Check each line of the listing below for the word "XDCR" and say how many lines have it. Nothing else should be written.
(begin)
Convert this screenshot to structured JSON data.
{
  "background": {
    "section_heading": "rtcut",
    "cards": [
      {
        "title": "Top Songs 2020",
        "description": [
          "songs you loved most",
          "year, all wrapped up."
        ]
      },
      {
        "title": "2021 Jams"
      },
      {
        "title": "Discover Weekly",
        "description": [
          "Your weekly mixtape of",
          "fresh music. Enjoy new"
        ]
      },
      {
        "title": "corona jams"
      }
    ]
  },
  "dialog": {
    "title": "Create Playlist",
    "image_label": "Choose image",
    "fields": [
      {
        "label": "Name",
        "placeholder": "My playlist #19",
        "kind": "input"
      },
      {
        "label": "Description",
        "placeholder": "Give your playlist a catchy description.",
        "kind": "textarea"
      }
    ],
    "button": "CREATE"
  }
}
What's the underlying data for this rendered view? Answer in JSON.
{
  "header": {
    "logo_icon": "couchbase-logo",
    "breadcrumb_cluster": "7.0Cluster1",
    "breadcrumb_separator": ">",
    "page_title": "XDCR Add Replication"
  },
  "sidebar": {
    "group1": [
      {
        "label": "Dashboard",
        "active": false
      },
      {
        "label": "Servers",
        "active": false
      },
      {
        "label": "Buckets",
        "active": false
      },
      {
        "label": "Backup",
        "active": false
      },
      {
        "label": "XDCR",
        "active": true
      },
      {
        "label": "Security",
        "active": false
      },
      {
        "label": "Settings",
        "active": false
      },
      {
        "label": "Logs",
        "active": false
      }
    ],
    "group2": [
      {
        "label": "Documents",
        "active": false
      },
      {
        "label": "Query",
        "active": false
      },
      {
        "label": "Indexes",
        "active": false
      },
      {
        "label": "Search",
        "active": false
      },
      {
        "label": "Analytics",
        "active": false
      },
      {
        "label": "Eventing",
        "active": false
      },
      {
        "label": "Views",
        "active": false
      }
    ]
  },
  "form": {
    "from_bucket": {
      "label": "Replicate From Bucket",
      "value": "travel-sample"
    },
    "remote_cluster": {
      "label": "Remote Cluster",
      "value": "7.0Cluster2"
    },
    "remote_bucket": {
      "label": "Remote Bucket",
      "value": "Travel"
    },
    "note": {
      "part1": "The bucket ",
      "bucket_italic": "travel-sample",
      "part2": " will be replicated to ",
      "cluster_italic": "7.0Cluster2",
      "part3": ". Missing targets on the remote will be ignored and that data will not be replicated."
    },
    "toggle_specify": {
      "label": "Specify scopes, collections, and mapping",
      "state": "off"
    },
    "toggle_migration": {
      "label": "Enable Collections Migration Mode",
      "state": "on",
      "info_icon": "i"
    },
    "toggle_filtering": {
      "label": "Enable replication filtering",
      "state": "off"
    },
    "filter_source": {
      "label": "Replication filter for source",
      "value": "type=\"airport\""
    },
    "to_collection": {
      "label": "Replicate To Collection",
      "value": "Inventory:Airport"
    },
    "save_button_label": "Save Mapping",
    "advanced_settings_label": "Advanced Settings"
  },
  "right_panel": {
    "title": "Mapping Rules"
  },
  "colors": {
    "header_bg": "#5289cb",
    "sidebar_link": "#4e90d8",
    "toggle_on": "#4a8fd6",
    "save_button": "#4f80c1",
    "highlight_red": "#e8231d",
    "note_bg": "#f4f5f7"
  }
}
(end)
◆ **The answer**:
2